Start of Records shown
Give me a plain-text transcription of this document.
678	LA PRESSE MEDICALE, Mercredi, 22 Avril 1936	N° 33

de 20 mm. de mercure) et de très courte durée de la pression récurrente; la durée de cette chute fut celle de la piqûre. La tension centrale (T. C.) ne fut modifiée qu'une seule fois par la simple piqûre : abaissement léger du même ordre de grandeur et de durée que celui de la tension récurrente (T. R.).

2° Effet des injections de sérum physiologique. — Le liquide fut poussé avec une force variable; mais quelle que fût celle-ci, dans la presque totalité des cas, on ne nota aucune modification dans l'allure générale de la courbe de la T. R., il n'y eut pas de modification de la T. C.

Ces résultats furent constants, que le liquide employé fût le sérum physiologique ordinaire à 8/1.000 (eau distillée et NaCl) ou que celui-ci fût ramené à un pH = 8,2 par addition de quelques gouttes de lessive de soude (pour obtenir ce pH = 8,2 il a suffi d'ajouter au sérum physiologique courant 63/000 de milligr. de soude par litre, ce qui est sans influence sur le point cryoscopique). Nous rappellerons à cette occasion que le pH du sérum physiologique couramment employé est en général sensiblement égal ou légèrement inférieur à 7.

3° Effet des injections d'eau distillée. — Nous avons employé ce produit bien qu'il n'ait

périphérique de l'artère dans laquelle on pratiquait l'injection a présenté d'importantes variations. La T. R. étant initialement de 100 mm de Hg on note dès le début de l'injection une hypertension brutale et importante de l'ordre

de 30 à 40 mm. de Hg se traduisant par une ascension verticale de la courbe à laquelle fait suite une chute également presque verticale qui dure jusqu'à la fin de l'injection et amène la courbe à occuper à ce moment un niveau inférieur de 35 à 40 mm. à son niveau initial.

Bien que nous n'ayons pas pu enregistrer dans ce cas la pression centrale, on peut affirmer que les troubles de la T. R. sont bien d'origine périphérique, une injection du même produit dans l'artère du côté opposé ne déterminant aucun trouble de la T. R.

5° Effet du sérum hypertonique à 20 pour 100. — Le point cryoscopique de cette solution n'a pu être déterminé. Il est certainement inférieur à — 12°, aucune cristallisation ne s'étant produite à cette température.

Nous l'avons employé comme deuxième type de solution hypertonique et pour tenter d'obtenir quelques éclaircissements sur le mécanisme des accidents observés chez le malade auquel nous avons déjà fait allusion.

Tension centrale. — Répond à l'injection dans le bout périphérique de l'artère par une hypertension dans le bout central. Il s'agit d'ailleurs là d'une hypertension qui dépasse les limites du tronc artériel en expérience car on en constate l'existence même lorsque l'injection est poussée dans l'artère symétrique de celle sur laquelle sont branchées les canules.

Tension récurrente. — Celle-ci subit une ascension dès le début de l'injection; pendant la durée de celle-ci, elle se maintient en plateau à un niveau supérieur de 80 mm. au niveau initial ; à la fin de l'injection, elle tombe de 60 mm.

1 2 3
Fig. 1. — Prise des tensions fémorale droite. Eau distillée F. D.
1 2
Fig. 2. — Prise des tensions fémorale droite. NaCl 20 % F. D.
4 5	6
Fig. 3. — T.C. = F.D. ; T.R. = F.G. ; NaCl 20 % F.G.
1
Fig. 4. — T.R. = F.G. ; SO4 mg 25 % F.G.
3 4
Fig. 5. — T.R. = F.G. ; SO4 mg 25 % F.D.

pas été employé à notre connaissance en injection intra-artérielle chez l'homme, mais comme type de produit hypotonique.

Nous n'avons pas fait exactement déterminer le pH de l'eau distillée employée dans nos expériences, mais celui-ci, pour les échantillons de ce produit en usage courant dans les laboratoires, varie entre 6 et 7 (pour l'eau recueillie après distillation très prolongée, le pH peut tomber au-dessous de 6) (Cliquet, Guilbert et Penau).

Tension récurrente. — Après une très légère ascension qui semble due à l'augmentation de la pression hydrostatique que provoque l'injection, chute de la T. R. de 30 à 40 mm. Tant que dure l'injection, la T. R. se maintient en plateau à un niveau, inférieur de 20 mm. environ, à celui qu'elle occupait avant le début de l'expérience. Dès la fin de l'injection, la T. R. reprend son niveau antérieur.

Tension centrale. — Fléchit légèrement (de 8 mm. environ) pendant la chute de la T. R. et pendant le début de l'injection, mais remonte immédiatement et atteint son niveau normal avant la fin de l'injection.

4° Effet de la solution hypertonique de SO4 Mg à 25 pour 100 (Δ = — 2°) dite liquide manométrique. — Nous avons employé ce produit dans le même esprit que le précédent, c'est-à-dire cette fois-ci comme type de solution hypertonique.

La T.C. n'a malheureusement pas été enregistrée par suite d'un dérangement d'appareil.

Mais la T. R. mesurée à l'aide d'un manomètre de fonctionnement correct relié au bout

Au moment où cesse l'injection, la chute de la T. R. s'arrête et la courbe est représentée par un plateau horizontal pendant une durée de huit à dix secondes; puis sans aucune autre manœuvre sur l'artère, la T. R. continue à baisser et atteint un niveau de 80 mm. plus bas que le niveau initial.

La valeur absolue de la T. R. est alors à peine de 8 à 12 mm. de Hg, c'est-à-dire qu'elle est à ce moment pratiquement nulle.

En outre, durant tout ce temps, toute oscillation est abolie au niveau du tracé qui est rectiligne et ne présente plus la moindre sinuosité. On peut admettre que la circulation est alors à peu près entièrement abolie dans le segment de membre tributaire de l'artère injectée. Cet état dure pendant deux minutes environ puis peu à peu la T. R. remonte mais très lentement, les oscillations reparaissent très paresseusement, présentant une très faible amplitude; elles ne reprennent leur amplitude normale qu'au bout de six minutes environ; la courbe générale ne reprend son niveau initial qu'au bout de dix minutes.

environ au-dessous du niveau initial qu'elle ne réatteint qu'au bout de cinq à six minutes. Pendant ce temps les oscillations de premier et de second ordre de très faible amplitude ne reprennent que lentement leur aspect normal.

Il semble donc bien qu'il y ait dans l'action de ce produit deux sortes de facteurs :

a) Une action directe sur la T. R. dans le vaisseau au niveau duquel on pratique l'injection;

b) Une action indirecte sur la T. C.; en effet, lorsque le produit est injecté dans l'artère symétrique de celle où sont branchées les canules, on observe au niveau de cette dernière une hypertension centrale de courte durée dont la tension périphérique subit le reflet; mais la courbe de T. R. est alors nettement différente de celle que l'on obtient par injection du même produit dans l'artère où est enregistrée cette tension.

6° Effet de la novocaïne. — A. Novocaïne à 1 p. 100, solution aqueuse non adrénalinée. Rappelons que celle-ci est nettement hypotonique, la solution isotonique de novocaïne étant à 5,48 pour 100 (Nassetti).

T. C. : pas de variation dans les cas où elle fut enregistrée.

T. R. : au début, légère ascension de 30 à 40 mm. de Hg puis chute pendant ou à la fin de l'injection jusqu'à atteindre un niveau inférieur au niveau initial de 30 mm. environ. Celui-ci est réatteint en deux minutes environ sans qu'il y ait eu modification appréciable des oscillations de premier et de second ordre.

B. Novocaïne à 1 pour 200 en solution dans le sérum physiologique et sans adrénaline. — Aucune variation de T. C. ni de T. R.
End of Records shown
Exercise requirements: Output each record exactly, leaving nothing out.

Complete response:
Give me a plain-text transcription of this document.
678	LA PRESSE MEDICALE, Mercredi, 22 Avril 1936	N° 33

de 20 mm. de mercure) et de très courte durée de la pression récurrente; la durée de cette chute fut celle de la piqûre. La tension centrale (T. C.) ne fut modifiée qu'une seule fois par la simple piqûre : abaissement léger du même ordre de grandeur et de durée que celui de la tension récurrente (T. R.).

2° Effet des injections de sérum physiologique. — Le liquide fut poussé avec une force variable; mais quelle que fût celle-ci, dans la presque totalité des cas, on ne nota aucune modification dans l'allure générale de la courbe de la T. R., il n'y eut pas de modification de la T. C.

Ces résultats furent constants, que le liquide employé fût le sérum physiologique ordinaire à 8/1.000 (eau distillée et NaCl) ou que celui-ci fût ramené à un pH = 8,2 par addition de quelques gouttes de lessive de soude (pour obtenir ce pH = 8,2 il a suffi d'ajouter au sérum physiologique courant 63/000 de milligr. de soude par litre, ce qui est sans influence sur le point cryoscopique). Nous rappellerons à cette occasion que le pH du sérum physiologique couramment employé est en général sensiblement égal ou légèrement inférieur à 7.

3° Effet des injections d'eau distillée. — Nous avons employé ce produit bien qu'il n'ait

périphérique de l'artère dans laquelle on pratiquait l'injection a présenté d'importantes variations. La T. R. étant initialement de 100 mm de Hg on note dès le début de l'injection une hypertension brutale et importante de l'ordre

de 30 à 40 mm. de Hg se traduisant par une ascension verticale de la courbe à laquelle fait suite une chute également presque verticale qui dure jusqu'à la fin de l'injection et amène la courbe à occuper à ce moment un niveau inférieur de 35 à 40 mm. à son niveau initial.

Bien que nous n'ayons pas pu enregistrer dans ce cas la pression centrale, on peut affirmer que les troubles de la T. R. sont bien d'origine périphérique, une injection du même produit dans l'artère du côté opposé ne déterminant aucun trouble de la T. R.

5° Effet du sérum hypertonique à 20 pour 100. — Le point cryoscopique de cette solution n'a pu être déterminé. Il est certainement inférieur à — 12°, aucune cristallisation ne s'étant produite à cette température.

Nous l'avons employé comme deuxième type de solution hypertonique et pour tenter d'obtenir quelques éclaircissements sur le mécanisme des accidents observés chez le malade auquel nous avons déjà fait allusion.

Tension centrale. — Répond à l'injection dans le bout périphérique de l'artère par une hypertension dans le bout central. Il s'agit d'ailleurs là d'une hypertension qui dépasse les limites du tronc artériel en expérience car on en constate l'existence même lorsque l'injection est poussée dans l'artère symétrique de celle sur laquelle sont branchées les canules.

Tension récurrente. — Celle-ci subit une ascension dès le début de l'injection; pendant la durée de celle-ci, elle se maintient en plateau à un niveau supérieur de 80 mm. au niveau initial ; à la fin de l'injection, elle tombe de 60 mm.

1 2 3
Fig. 1. — Prise des tensions fémorale droite. Eau distillée F. D.
1 2
Fig. 2. — Prise des tensions fémorale droite. NaCl 20 % F. D.
4 5	6
Fig. 3. — T.C. = F.D. ; T.R. = F.G. ; NaCl 20 % F.G.
1
Fig. 4. — T.R. = F.G. ; SO4 mg 25 % F.G.
3 4
Fig. 5. — T.R. = F.G. ; SO4 mg 25 % F.D.

pas été employé à notre connaissance en injection intra-artérielle chez l'homme, mais comme type de produit hypotonique.

Nous n'avons pas fait exactement déterminer le pH de l'eau distillée employée dans nos expériences, mais celui-ci, pour les échantillons de ce produit en usage courant dans les laboratoires, varie entre 6 et 7 (pour l'eau recueillie après distillation très prolongée, le pH peut tomber au-dessous de 6) (Cliquet, Guilbert et Penau).

Tension récurrente. — Après une très légère ascension qui semble due à l'augmentation de la pression hydrostatique que provoque l'injection, chute de la T. R. de 30 à 40 mm. Tant que dure l'injection, la T. R. se maintient en plateau à un niveau, inférieur de 20 mm. environ, à celui qu'elle occupait avant le début de l'expérience. Dès la fin de l'injection, la T. R. reprend son niveau antérieur.

Tension centrale. — Fléchit légèrement (de 8 mm. environ) pendant la chute de la T. R. et pendant le début de l'injection, mais remonte immédiatement et atteint son niveau normal avant la fin de l'injection.

4° Effet de la solution hypertonique de SO4 Mg à 25 pour 100 (Δ = — 2°) dite liquide manométrique. — Nous avons employé ce produit dans le même esprit que le précédent, c'est-à-dire cette fois-ci comme type de solution hypertonique.

La T.C. n'a malheureusement pas été enregistrée par suite d'un dérangement d'appareil.

Mais la T. R. mesurée à l'aide d'un manomètre de fonctionnement correct relié au bout

Au moment où cesse l'injection, la chute de la T. R. s'arrête et la courbe est représentée par un plateau horizontal pendant une durée de huit à dix secondes; puis sans aucune autre manœuvre sur l'artère, la T. R. continue à baisser et atteint un niveau de 80 mm. plus bas que le niveau initial.

La valeur absolue de la T. R. est alors à peine de 8 à 12 mm. de Hg, c'est-à-dire qu'elle est à ce moment pratiquement nulle.

En outre, durant tout ce temps, toute oscillation est abolie au niveau du tracé qui est rectiligne et ne présente plus la moindre sinuosité. On peut admettre que la circulation est alors à peu près entièrement abolie dans le segment de membre tributaire de l'artère injectée. Cet état dure pendant deux minutes environ puis peu à peu la T. R. remonte mais très lentement, les oscillations reparaissent très paresseusement, présentant une très faible amplitude; elles ne reprennent leur amplitude normale qu'au bout de six minutes environ; la courbe générale ne reprend son niveau initial qu'au bout de dix minutes.

environ au-dessous du niveau initial qu'elle ne réatteint qu'au bout de cinq à six minutes. Pendant ce temps les oscillations de premier et de second ordre de très faible amplitude ne reprennent que lentement leur aspect normal.

Il semble donc bien qu'il y ait dans l'action de ce produit deux sortes de facteurs :

a) Une action directe sur la T. R. dans le vaisseau au niveau duquel on pratique l'injection;

b) Une action indirecte sur la T. C.; en effet, lorsque le produit est injecté dans l'artère symétrique de celle où sont branchées les canules, on observe au niveau de cette dernière une hypertension centrale de courte durée dont la tension périphérique subit le reflet; mais la courbe de T. R. est alors nettement différente de celle que l'on obtient par injection du même produit dans l'artère où est enregistrée cette tension.

6° Effet de la novocaïne. — A. Novocaïne à 1 p. 100, solution aqueuse non adrénalinée. Rappelons que celle-ci est nettement hypotonique, la solution isotonique de novocaïne étant à 5,48 pour 100 (Nassetti).

T. C. : pas de variation dans les cas où elle fut enregistrée.

T. R. : au début, légère ascension de 30 à 40 mm. de Hg puis chute pendant ou à la fin de l'injection jusqu'à atteindre un niveau inférieur au niveau initial de 30 mm. environ. Celui-ci est réatteint en deux minutes environ sans qu'il y ait eu modification appréciable des oscillations de premier et de second ordre.

B. Novocaïne à 1 pour 200 en solution dans le sérum physiologique et sans adrénaline. — Aucune variation de T. C. ni de T. R.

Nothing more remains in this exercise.